begin
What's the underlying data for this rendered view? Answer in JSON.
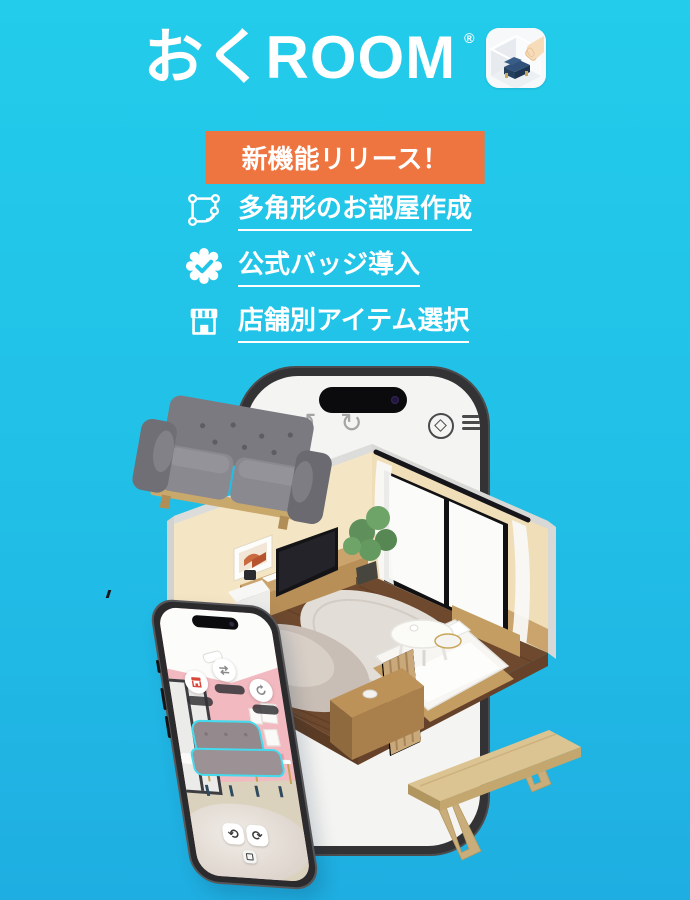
{
  "theme": {
    "bg_top": "#23CCEA",
    "bg_bottom": "#1FAEE1",
    "accent_orange": "#EE7440",
    "text_white": "#FFFFFF",
    "selection_cyan": "#45DBEE"
  },
  "header": {
    "app_name": "おくROOM",
    "registered_mark": "®",
    "app_icon": "app-icon-sofa-placement"
  },
  "banner": {
    "label": "新機能リリース！"
  },
  "features": [
    {
      "icon": "polygon-room-icon",
      "label": "多角形のお部屋作成"
    },
    {
      "icon": "verified-badge-icon",
      "label": "公式バッジ導入"
    },
    {
      "icon": "storefront-icon",
      "label": "店舗別アイテム選択"
    }
  ],
  "mockup_large": {
    "toolbar_icons": [
      "undo-icon",
      "redo-icon",
      "rotate-view-icon",
      "menu-icon"
    ],
    "scene": "isometric room with bed, TV, plant, coffee table and rug"
  },
  "mockup_small": {
    "scene": "camera view of pink room with selected sofa",
    "fab_icons": [
      "shop-icon",
      "swap-icon",
      "refresh-icon"
    ],
    "control_icons": [
      "rotate-left-icon",
      "rotate-right-icon",
      "move-icon"
    ]
  },
  "floating_items": [
    "gray-sofa",
    "wood-bench"
  ],
  "glyphs": {
    "undo": "↺",
    "redo": "↻",
    "rotate_left": "⟲",
    "rotate_right": "⟳"
  }
}
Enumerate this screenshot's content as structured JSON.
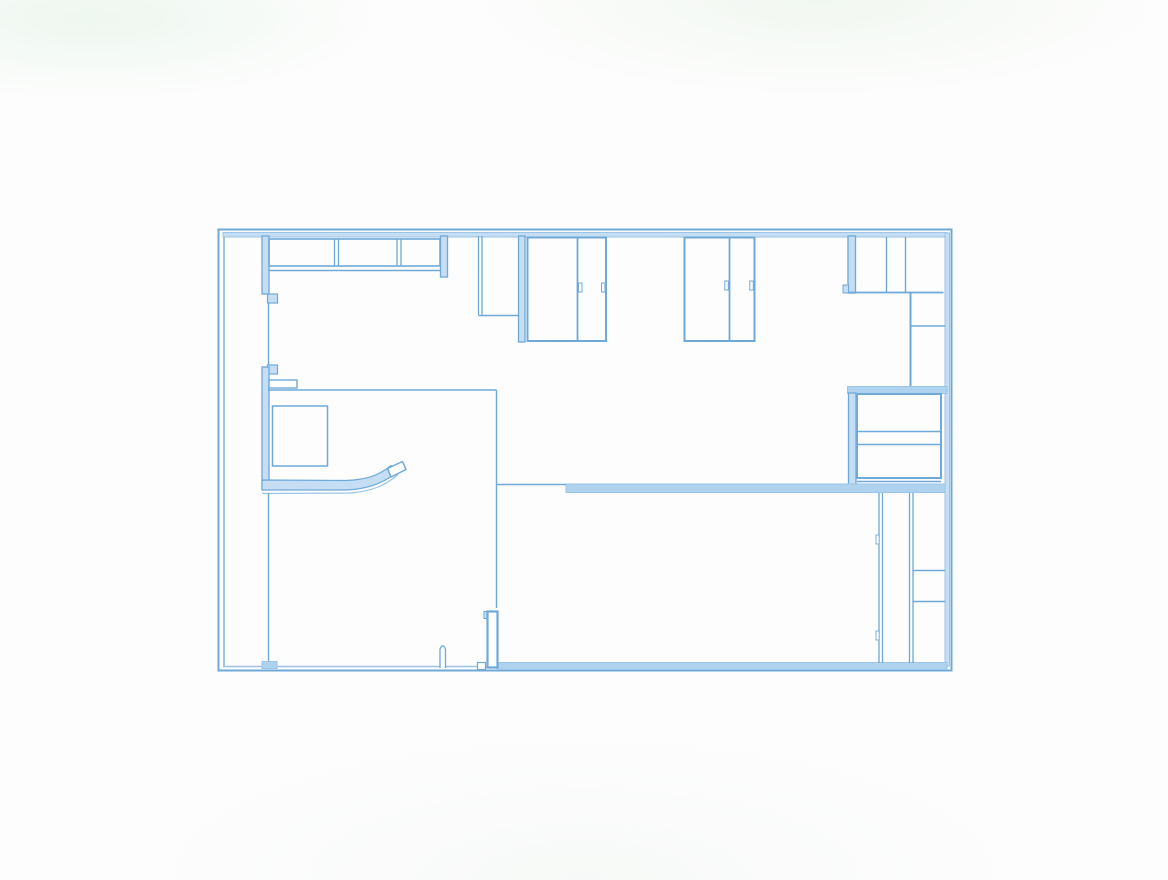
{
  "meta": {
    "kind": "architectural-floor-plan-blueprint",
    "canvas": {
      "width": 1168,
      "height": 880
    }
  },
  "colors": {
    "stroke": "#6fa9d8",
    "soft": "#9ac4e8",
    "fill": "#c6def3",
    "fillMid": "#afd3ee",
    "white": "#ffffff",
    "none": "none"
  },
  "plan": {
    "elements": [
      {
        "t": "line",
        "name": "outer-wall-left-outer",
        "x1": 218.5,
        "y1": 228.5,
        "x2": 218.5,
        "y2": 671.5,
        "w": 2,
        "c": "stroke"
      },
      {
        "t": "line",
        "name": "outer-wall-left-inner",
        "x1": 224,
        "y1": 234,
        "x2": 224,
        "y2": 666,
        "w": 2,
        "c": "soft"
      },
      {
        "t": "line",
        "name": "outer-wall-top-outer",
        "x1": 217.5,
        "y1": 229.5,
        "x2": 952.5,
        "y2": 229.5,
        "w": 2,
        "c": "stroke"
      },
      {
        "t": "rect",
        "name": "outer-wall-top-band",
        "x": 223,
        "y": 232.5,
        "w": 724,
        "h": 4.5,
        "f": "fill",
        "s": "soft",
        "sw": 1
      },
      {
        "t": "line",
        "name": "outer-wall-right-outer",
        "x1": 951.5,
        "y1": 228.5,
        "x2": 951.5,
        "y2": 671.5,
        "w": 2,
        "c": "stroke"
      },
      {
        "t": "rect",
        "name": "outer-wall-right-band",
        "x": 945,
        "y": 233,
        "w": 4.5,
        "h": 433,
        "f": "fill",
        "s": "soft",
        "sw": 1
      },
      {
        "t": "line",
        "name": "outer-wall-bottom-outer",
        "x1": 217.5,
        "y1": 670.5,
        "x2": 952.5,
        "y2": 670.5,
        "w": 2,
        "c": "stroke"
      },
      {
        "t": "line",
        "name": "outer-wall-bottom-inner",
        "x1": 223,
        "y1": 666.5,
        "x2": 947,
        "y2": 666.5,
        "w": 1.5,
        "c": "soft"
      },
      {
        "t": "rect",
        "name": "bottom-wall-thick-band",
        "x": 497,
        "y": 662.5,
        "w": 450,
        "h": 7,
        "f": "fillMid",
        "s": "soft",
        "sw": 1
      },
      {
        "t": "rect",
        "name": "left-wall-upper-segment",
        "x": 262,
        "y": 236,
        "w": 7,
        "h": 58,
        "f": "fill",
        "s": "stroke",
        "sw": 1.3
      },
      {
        "t": "rect",
        "name": "left-wall-jamb-upper",
        "x": 267.5,
        "y": 294,
        "w": 10,
        "h": 9,
        "f": "fill",
        "s": "stroke",
        "sw": 1.2
      },
      {
        "t": "line",
        "name": "left-wall-opening-line",
        "x1": 268.5,
        "y1": 303,
        "x2": 268.5,
        "y2": 365,
        "w": 1.4,
        "c": "stroke"
      },
      {
        "t": "rect",
        "name": "left-wall-jamb-lower",
        "x": 267.5,
        "y": 365,
        "w": 10,
        "h": 9,
        "f": "fill",
        "s": "stroke",
        "sw": 1.2
      },
      {
        "t": "rect",
        "name": "left-wall-lower-segment",
        "x": 262,
        "y": 367,
        "w": 7,
        "h": 122,
        "f": "fill",
        "s": "stroke",
        "sw": 1.3
      },
      {
        "t": "rect",
        "name": "left-wall-stub",
        "x": 269,
        "y": 380,
        "w": 28,
        "h": 8,
        "f": "white",
        "s": "stroke",
        "sw": 1.4
      },
      {
        "t": "rect",
        "name": "cabinet-run-outline",
        "x": 269,
        "y": 239,
        "w": 171,
        "h": 27,
        "f": "none",
        "s": "stroke",
        "sw": 1.6
      },
      {
        "t": "line",
        "name": "cabinet-divider-1-left",
        "x1": 334.5,
        "y1": 239,
        "x2": 334.5,
        "y2": 266,
        "w": 1.3,
        "c": "stroke"
      },
      {
        "t": "line",
        "name": "cabinet-divider-1-right",
        "x1": 338.5,
        "y1": 239,
        "x2": 338.5,
        "y2": 266,
        "w": 1.3,
        "c": "stroke"
      },
      {
        "t": "line",
        "name": "cabinet-divider-2-left",
        "x1": 397,
        "y1": 239,
        "x2": 397,
        "y2": 266,
        "w": 1.3,
        "c": "stroke"
      },
      {
        "t": "line",
        "name": "cabinet-divider-2-right",
        "x1": 401,
        "y1": 239,
        "x2": 401,
        "y2": 266,
        "w": 1.3,
        "c": "stroke"
      },
      {
        "t": "line",
        "name": "cabinet-run-baseline",
        "x1": 269,
        "y1": 270.5,
        "x2": 448,
        "y2": 270.5,
        "w": 1.4,
        "c": "stroke"
      },
      {
        "t": "rect",
        "name": "wall-return-top",
        "x": 440.5,
        "y": 236,
        "w": 7,
        "h": 41,
        "f": "fill",
        "s": "stroke",
        "sw": 1.3
      },
      {
        "t": "line",
        "name": "partition-478-left",
        "x1": 478.5,
        "y1": 236,
        "x2": 478.5,
        "y2": 315,
        "w": 1.3,
        "c": "stroke"
      },
      {
        "t": "line",
        "name": "partition-478-right",
        "x1": 482,
        "y1": 236,
        "x2": 482,
        "y2": 315,
        "w": 1.3,
        "c": "stroke"
      },
      {
        "t": "line",
        "name": "partition-478-base",
        "x1": 478.5,
        "y1": 315.5,
        "x2": 519,
        "y2": 315.5,
        "w": 1.4,
        "c": "stroke"
      },
      {
        "t": "rect",
        "name": "wall-pier-518",
        "x": 518.5,
        "y": 236,
        "w": 6.5,
        "h": 106,
        "f": "fill",
        "s": "stroke",
        "sw": 1.3
      },
      {
        "t": "rect",
        "name": "room-a-outline",
        "x": 527.5,
        "y": 237.5,
        "w": 78.5,
        "h": 103.5,
        "f": "none",
        "s": "stroke",
        "sw": 2
      },
      {
        "t": "line",
        "name": "room-a-divider",
        "x1": 577.5,
        "y1": 237.5,
        "x2": 577.5,
        "y2": 341,
        "w": 1.8,
        "c": "stroke"
      },
      {
        "t": "rect",
        "name": "room-a-divider-jamb",
        "x": 578.5,
        "y": 283,
        "w": 3.5,
        "h": 9,
        "f": "white",
        "s": "stroke",
        "sw": 1
      },
      {
        "t": "rect",
        "name": "room-a-right-jamb",
        "x": 601.5,
        "y": 283,
        "w": 3.5,
        "h": 9,
        "f": "white",
        "s": "stroke",
        "sw": 1
      },
      {
        "t": "rect",
        "name": "room-b-outline",
        "x": 684.5,
        "y": 237.5,
        "w": 70,
        "h": 103.5,
        "f": "none",
        "s": "stroke",
        "sw": 2
      },
      {
        "t": "line",
        "name": "room-b-divider",
        "x1": 729.5,
        "y1": 237.5,
        "x2": 729.5,
        "y2": 341,
        "w": 1.8,
        "c": "stroke"
      },
      {
        "t": "rect",
        "name": "room-b-divider-jamb",
        "x": 724.8,
        "y": 281,
        "w": 3.5,
        "h": 9,
        "f": "white",
        "s": "stroke",
        "sw": 1
      },
      {
        "t": "rect",
        "name": "room-b-right-jamb",
        "x": 749.8,
        "y": 281,
        "w": 3.5,
        "h": 9,
        "f": "white",
        "s": "stroke",
        "sw": 1
      },
      {
        "t": "rect",
        "name": "wall-847-upper",
        "x": 848,
        "y": 236,
        "w": 7.5,
        "h": 57,
        "f": "fill",
        "s": "stroke",
        "sw": 1.3
      },
      {
        "t": "rect",
        "name": "wall-847-foot",
        "x": 843,
        "y": 285,
        "w": 5.5,
        "h": 8,
        "f": "fill",
        "s": "stroke",
        "sw": 1
      },
      {
        "t": "line",
        "name": "closet-row-baseline",
        "x1": 848,
        "y1": 292.5,
        "x2": 943.5,
        "y2": 292.5,
        "w": 1.8,
        "c": "stroke"
      },
      {
        "t": "line",
        "name": "closet-divider-1",
        "x1": 886.5,
        "y1": 237,
        "x2": 886.5,
        "y2": 292,
        "w": 1.4,
        "c": "stroke"
      },
      {
        "t": "line",
        "name": "closet-divider-2",
        "x1": 905.5,
        "y1": 237,
        "x2": 905.5,
        "y2": 292,
        "w": 1.4,
        "c": "stroke"
      },
      {
        "t": "line",
        "name": "right-column-wall",
        "x1": 910.5,
        "y1": 293,
        "x2": 910.5,
        "y2": 386,
        "w": 2,
        "c": "stroke"
      },
      {
        "t": "line",
        "name": "right-column-divider",
        "x1": 910.5,
        "y1": 326,
        "x2": 945,
        "y2": 326,
        "w": 1.4,
        "c": "stroke"
      },
      {
        "t": "rect",
        "name": "wall-mid-right-band",
        "x": 847.5,
        "y": 386.5,
        "w": 99.5,
        "h": 7,
        "f": "fillMid",
        "s": "soft",
        "sw": 1
      },
      {
        "t": "rect",
        "name": "wall-847-lower",
        "x": 848.5,
        "y": 393,
        "w": 7.5,
        "h": 98,
        "f": "fill",
        "s": "stroke",
        "sw": 1.3
      },
      {
        "t": "rect",
        "name": "utility-box-outline",
        "x": 857,
        "y": 394,
        "w": 84,
        "h": 84,
        "f": "none",
        "s": "stroke",
        "sw": 2
      },
      {
        "t": "line",
        "name": "utility-box-shelf-1",
        "x1": 857,
        "y1": 431.5,
        "x2": 941,
        "y2": 431.5,
        "w": 1.5,
        "c": "stroke"
      },
      {
        "t": "line",
        "name": "utility-box-shelf-2",
        "x1": 857,
        "y1": 444.5,
        "x2": 941,
        "y2": 444.5,
        "w": 1.5,
        "c": "stroke"
      },
      {
        "t": "line",
        "name": "utility-box-base",
        "x1": 857,
        "y1": 481.5,
        "x2": 941,
        "y2": 481.5,
        "w": 1.5,
        "c": "stroke"
      },
      {
        "t": "rect",
        "name": "wall-low-right-band",
        "x": 566,
        "y": 484,
        "w": 379,
        "h": 8.5,
        "f": "fillMid",
        "s": "soft",
        "sw": 1
      },
      {
        "t": "line",
        "name": "wall-low-thin-link",
        "x1": 497,
        "y1": 484.5,
        "x2": 566,
        "y2": 484.5,
        "w": 1.4,
        "c": "stroke"
      },
      {
        "t": "line",
        "name": "left-room-top-edge",
        "x1": 268,
        "y1": 390,
        "x2": 496.5,
        "y2": 390,
        "w": 1.4,
        "c": "stroke"
      },
      {
        "t": "line",
        "name": "left-room-right-edge",
        "x1": 496.5,
        "y1": 390,
        "x2": 496.5,
        "y2": 608,
        "w": 1.4,
        "c": "stroke"
      },
      {
        "t": "rect",
        "name": "closet-box",
        "x": 272.5,
        "y": 406,
        "w": 55,
        "h": 60,
        "f": "none",
        "s": "stroke",
        "sw": 1.5
      },
      {
        "t": "path",
        "name": "counter-curved-wall",
        "d": "M 262,480 L 345,480.5 C 366,480 379,475.5 391,465.5 L 396.5,472.5 C 383,483.5 367,489.5 345,490 L 262,490 Z",
        "f": "fill",
        "s": "stroke",
        "sw": 1.2
      },
      {
        "t": "path",
        "name": "counter-curve-underline",
        "d": "M 262,493.5 L 350,493 C 372,491.5 386,485 398,474.5",
        "f": "none",
        "s": "soft",
        "sw": 1.2
      },
      {
        "t": "path",
        "name": "counter-end-cap",
        "d": "M 387.5,468.5 L 402.5,461.5 L 406,469.5 L 391,477 Z",
        "f": "white",
        "s": "stroke",
        "sw": 1.5
      },
      {
        "t": "line",
        "name": "left-room-wall-line",
        "x1": 268.5,
        "y1": 493,
        "x2": 268.5,
        "y2": 662,
        "w": 1.4,
        "c": "stroke"
      },
      {
        "t": "rect",
        "name": "left-wall-base-foot",
        "x": 262,
        "y": 661.5,
        "w": 15,
        "h": 7,
        "f": "fillMid",
        "s": "soft",
        "sw": 1
      },
      {
        "t": "rect",
        "name": "door-pier-notch",
        "x": 484,
        "y": 611.5,
        "w": 5,
        "h": 7,
        "f": "fill",
        "s": "stroke",
        "sw": 1
      },
      {
        "t": "rect",
        "name": "door-pier",
        "x": 487.5,
        "y": 611.5,
        "w": 10,
        "h": 56,
        "f": "white",
        "s": "stroke",
        "sw": 2.2
      },
      {
        "t": "path",
        "name": "door-stop-pillar",
        "d": "M 440,668 L 440,649 Q 442.5,642.5 445.5,649 L 445.5,668",
        "f": "white",
        "s": "stroke",
        "sw": 1.3
      },
      {
        "t": "rect",
        "name": "threshold-notch",
        "x": 477.5,
        "y": 662.5,
        "w": 8,
        "h": 7,
        "f": "white",
        "s": "stroke",
        "sw": 1.2
      },
      {
        "t": "line",
        "name": "corridor-wall-left-a",
        "x1": 879,
        "y1": 493,
        "x2": 879,
        "y2": 663,
        "w": 1.3,
        "c": "stroke"
      },
      {
        "t": "line",
        "name": "corridor-wall-left-b",
        "x1": 882.5,
        "y1": 493,
        "x2": 882.5,
        "y2": 663,
        "w": 1.3,
        "c": "stroke"
      },
      {
        "t": "line",
        "name": "corridor-wall-right-a",
        "x1": 909.5,
        "y1": 493,
        "x2": 909.5,
        "y2": 663,
        "w": 1.3,
        "c": "stroke"
      },
      {
        "t": "line",
        "name": "corridor-wall-right-b",
        "x1": 913,
        "y1": 493,
        "x2": 913,
        "y2": 663,
        "w": 1.3,
        "c": "stroke"
      },
      {
        "t": "line",
        "name": "right-cell-divider-1",
        "x1": 913,
        "y1": 570.5,
        "x2": 945,
        "y2": 570.5,
        "w": 1.5,
        "c": "stroke"
      },
      {
        "t": "line",
        "name": "right-cell-divider-2",
        "x1": 913,
        "y1": 601.5,
        "x2": 945,
        "y2": 601.5,
        "w": 1.5,
        "c": "stroke"
      },
      {
        "t": "rect",
        "name": "corridor-jamb-1",
        "x": 876,
        "y": 535,
        "w": 3.2,
        "h": 9,
        "f": "white",
        "s": "stroke",
        "sw": 0.9
      },
      {
        "t": "rect",
        "name": "corridor-jamb-2",
        "x": 876,
        "y": 631,
        "w": 3.2,
        "h": 9,
        "f": "white",
        "s": "stroke",
        "sw": 0.9
      }
    ]
  }
}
end
> Task to complete:
Scan the listing above. Gather each line that contains the word "counter".

> The output:
        "name": "counter-curved-wall",
        "name": "counter-curve-underline",
        "name": "counter-end-cap",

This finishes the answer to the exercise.